> **What you should do**
Print every record below exactly as written.

Recorded data
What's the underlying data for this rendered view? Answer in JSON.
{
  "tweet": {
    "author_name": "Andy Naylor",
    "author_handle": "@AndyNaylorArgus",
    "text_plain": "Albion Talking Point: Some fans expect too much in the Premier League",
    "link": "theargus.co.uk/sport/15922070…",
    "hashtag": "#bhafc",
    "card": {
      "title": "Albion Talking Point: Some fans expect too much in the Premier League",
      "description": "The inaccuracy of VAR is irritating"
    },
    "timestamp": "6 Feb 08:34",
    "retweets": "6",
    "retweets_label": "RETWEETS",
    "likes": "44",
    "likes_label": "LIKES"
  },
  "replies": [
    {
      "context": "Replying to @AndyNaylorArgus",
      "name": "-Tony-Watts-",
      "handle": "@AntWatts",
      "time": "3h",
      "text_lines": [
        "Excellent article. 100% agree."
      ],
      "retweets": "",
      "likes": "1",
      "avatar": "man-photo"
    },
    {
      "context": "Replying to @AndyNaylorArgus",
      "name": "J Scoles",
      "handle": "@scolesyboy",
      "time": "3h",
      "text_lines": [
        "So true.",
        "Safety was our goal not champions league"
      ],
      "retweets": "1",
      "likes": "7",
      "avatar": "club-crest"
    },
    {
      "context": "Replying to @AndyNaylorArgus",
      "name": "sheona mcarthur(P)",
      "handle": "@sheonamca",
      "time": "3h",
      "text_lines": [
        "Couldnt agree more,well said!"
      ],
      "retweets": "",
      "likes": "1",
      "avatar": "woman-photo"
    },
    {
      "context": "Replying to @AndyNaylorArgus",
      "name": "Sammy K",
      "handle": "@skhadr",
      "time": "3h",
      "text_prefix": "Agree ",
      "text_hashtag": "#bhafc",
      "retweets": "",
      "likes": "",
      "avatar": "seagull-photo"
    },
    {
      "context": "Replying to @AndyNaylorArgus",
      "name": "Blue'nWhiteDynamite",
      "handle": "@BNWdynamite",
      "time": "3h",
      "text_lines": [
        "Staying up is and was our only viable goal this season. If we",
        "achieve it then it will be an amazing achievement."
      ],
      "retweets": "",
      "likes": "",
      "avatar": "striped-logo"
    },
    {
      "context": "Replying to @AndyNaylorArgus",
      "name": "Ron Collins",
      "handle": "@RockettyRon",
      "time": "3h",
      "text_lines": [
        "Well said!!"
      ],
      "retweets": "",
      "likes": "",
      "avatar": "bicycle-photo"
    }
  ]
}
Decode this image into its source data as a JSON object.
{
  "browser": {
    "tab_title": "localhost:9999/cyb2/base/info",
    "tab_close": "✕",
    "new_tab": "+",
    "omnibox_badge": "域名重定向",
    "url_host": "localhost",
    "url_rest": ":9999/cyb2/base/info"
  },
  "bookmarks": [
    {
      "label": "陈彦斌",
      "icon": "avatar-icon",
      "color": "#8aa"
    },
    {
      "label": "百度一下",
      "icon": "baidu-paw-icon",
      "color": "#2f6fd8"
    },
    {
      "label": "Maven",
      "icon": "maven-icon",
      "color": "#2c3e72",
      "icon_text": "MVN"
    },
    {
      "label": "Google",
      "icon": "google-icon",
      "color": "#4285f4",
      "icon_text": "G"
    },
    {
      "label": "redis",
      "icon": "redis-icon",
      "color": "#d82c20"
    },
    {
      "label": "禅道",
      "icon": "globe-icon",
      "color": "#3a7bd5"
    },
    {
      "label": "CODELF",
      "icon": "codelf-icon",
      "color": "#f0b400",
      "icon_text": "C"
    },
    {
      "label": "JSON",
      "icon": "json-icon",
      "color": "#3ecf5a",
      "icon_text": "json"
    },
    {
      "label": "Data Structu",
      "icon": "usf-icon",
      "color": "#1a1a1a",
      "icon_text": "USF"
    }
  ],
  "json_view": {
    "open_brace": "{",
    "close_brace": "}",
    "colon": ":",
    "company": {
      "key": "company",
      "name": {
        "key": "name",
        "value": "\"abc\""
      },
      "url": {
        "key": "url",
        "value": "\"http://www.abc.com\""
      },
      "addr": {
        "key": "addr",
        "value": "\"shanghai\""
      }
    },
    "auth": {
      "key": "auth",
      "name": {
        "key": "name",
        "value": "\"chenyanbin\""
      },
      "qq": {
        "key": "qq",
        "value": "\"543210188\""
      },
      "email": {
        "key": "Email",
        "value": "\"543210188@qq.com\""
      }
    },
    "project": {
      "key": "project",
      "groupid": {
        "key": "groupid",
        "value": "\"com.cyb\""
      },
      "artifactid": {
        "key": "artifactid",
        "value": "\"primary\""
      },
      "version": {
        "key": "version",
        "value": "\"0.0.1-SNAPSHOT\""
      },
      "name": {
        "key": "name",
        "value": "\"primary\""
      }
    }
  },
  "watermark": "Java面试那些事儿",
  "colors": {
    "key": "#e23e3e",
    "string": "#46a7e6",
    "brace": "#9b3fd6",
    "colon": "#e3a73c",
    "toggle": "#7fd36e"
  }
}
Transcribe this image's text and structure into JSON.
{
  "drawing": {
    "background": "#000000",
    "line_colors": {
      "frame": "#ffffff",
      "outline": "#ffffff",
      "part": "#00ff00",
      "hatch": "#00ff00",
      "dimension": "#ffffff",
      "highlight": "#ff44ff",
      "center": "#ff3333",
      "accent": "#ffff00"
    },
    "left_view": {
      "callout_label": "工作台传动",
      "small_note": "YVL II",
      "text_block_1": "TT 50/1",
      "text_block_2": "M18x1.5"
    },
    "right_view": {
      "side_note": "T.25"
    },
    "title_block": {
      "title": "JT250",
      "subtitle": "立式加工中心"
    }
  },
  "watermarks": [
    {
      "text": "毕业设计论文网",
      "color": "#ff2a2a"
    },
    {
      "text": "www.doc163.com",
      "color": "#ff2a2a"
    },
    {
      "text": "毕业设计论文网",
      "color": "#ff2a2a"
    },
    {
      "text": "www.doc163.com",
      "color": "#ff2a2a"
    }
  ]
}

> **Result of this exercise**
What's the underlying data for this rendered view? Answer in JSON.
{
  "tweet": {
    "author_name": "Andy Naylor",
    "author_handle": "@AndyNaylorArgus",
    "text_plain": "Albion Talking Point: Some fans expect too much in the Premier League",
    "link": "theargus.co.uk/sport/15922070…",
    "hashtag": "#bhafc",
    "card": {
      "title": "Albion Talking Point: Some fans expect too much in the Premier League",
      "description": "The inaccuracy of VAR is irritating"
    },
    "timestamp": "6 Feb 08:34",
    "retweets": "6",
    "retweets_label": "RETWEETS",
    "likes": "44",
    "likes_label": "LIKES"
  },
  "replies": [
    {
      "context": "Replying to @AndyNaylorArgus",
      "name": "-Tony-Watts-",
      "handle": "@AntWatts",
      "time": "3h",
      "text_lines": [
        "Excellent article. 100% agree."
      ],
      "retweets": "",
      "likes": "1",
      "avatar": "man-photo"
    },
    {
      "context": "Replying to @AndyNaylorArgus",
      "name": "J Scoles",
      "handle": "@scolesyboy",
      "time": "3h",
      "text_lines": [
        "So true.",
        "Safety was our goal not champions league"
      ],
      "retweets": "1",
      "likes": "7",
      "avatar": "club-crest"
    },
    {
      "context": "Replying to @AndyNaylorArgus",
      "name": "sheona mcarthur(P)",
      "handle": "@sheonamca",
      "time": "3h",
      "text_lines": [
        "Couldnt agree more,well said!"
      ],
      "retweets": "",
      "likes": "1",
      "avatar": "woman-photo"
    },
    {
      "context": "Replying to @AndyNaylorArgus",
      "name": "Sammy K",
      "handle": "@skhadr",
      "time": "3h",
      "text_prefix": "Agree ",
      "text_hashtag": "#bhafc",
      "retweets": "",
      "likes": "",
      "avatar": "seagull-photo"
    },
    {
      "context": "Replying to @AndyNaylorArgus",
      "name": "Blue'nWhiteDynamite",
      "handle": "@BNWdynamite",
      "time": "3h",
      "text_lines": [
        "Staying up is and was our only viable goal this season. If we",
        "achieve it then it will be an amazing achievement."
      ],
      "retweets": "",
      "likes": "",
      "avatar": "striped-logo"
    },
    {
      "context": "Replying to @AndyNaylorArgus",
      "name": "Ron Collins",
      "handle": "@RockettyRon",
      "time": "3h",
      "text_lines": [
        "Well said!!"
      ],
      "retweets": "",
      "likes": "",
      "avatar": "bicycle-photo"
    }
  ]
}
Decode this image into its source data as a JSON object.
{
  "browser": {
    "tab_title": "localhost:9999/cyb2/base/info",
    "tab_close": "✕",
    "new_tab": "+",
    "omnibox_badge": "域名重定向",
    "url_host": "localhost",
    "url_rest": ":9999/cyb2/base/info"
  },
  "bookmarks": [
    {
      "label": "陈彦斌",
      "icon": "avatar-icon",
      "color": "#8aa"
    },
    {
      "label": "百度一下",
      "icon": "baidu-paw-icon",
      "color": "#2f6fd8"
    },
    {
      "label": "Maven",
      "icon": "maven-icon",
      "color": "#2c3e72",
      "icon_text": "MVN"
    },
    {
      "label": "Google",
      "icon": "google-icon",
      "color": "#4285f4",
      "icon_text": "G"
    },
    {
      "label": "redis",
      "icon": "redis-icon",
      "color": "#d82c20"
    },
    {
      "label": "禅道",
      "icon": "globe-icon",
      "color": "#3a7bd5"
    },
    {
      "label": "CODELF",
      "icon": "codelf-icon",
      "color": "#f0b400",
      "icon_text": "C"
    },
    {
      "label": "JSON",
      "icon": "json-icon",
      "color": "#3ecf5a",
      "icon_text": "json"
    },
    {
      "label": "Data Structu",
      "icon": "usf-icon",
      "color": "#1a1a1a",
      "icon_text": "USF"
    }
  ],
  "json_view": {
    "open_brace": "{",
    "close_brace": "}",
    "colon": ":",
    "company": {
      "key": "company",
      "name": {
        "key": "name",
        "value": "\"abc\""
      },
      "url": {
        "key": "url",
        "value": "\"http://www.abc.com\""
      },
      "addr": {
        "key": "addr",
        "value": "\"shanghai\""
      }
    },
    "auth": {
      "key": "auth",
      "name": {
        "key": "name",
        "value": "\"chenyanbin\""
      },
      "qq": {
        "key": "qq",
        "value": "\"543210188\""
      },
      "email": {
        "key": "Email",
        "value": "\"543210188@qq.com\""
      }
    },
    "project": {
      "key": "project",
      "groupid": {
        "key": "groupid",
        "value": "\"com.cyb\""
      },
      "artifactid": {
        "key": "artifactid",
        "value": "\"primary\""
      },
      "version": {
        "key": "version",
        "value": "\"0.0.1-SNAPSHOT\""
      },
      "name": {
        "key": "name",
        "value": "\"primary\""
      }
    }
  },
  "watermark": "Java面试那些事儿",
  "colors": {
    "key": "#e23e3e",
    "string": "#46a7e6",
    "brace": "#9b3fd6",
    "colon": "#e3a73c",
    "toggle": "#7fd36e"
  }
}
Transcribe this image's text and structure into JSON.
{
  "drawing": {
    "background": "#000000",
    "line_colors": {
      "frame": "#ffffff",
      "outline": "#ffffff",
      "part": "#00ff00",
      "hatch": "#00ff00",
      "dimension": "#ffffff",
      "highlight": "#ff44ff",
      "center": "#ff3333",
      "accent": "#ffff00"
    },
    "left_view": {
      "callout_label": "工作台传动",
      "small_note": "YVL II",
      "text_block_1": "TT 50/1",
      "text_block_2": "M18x1.5"
    },
    "right_view": {
      "side_note": "T.25"
    },
    "title_block": {
      "title": "JT250",
      "subtitle": "立式加工中心"
    }
  },
  "watermarks": [
    {
      "text": "毕业设计论文网",
      "color": "#ff2a2a"
    },
    {
      "text": "www.doc163.com",
      "color": "#ff2a2a"
    },
    {
      "text": "毕业设计论文网",
      "color": "#ff2a2a"
    },
    {
      "text": "www.doc163.com",
      "color": "#ff2a2a"
    }
  ]
}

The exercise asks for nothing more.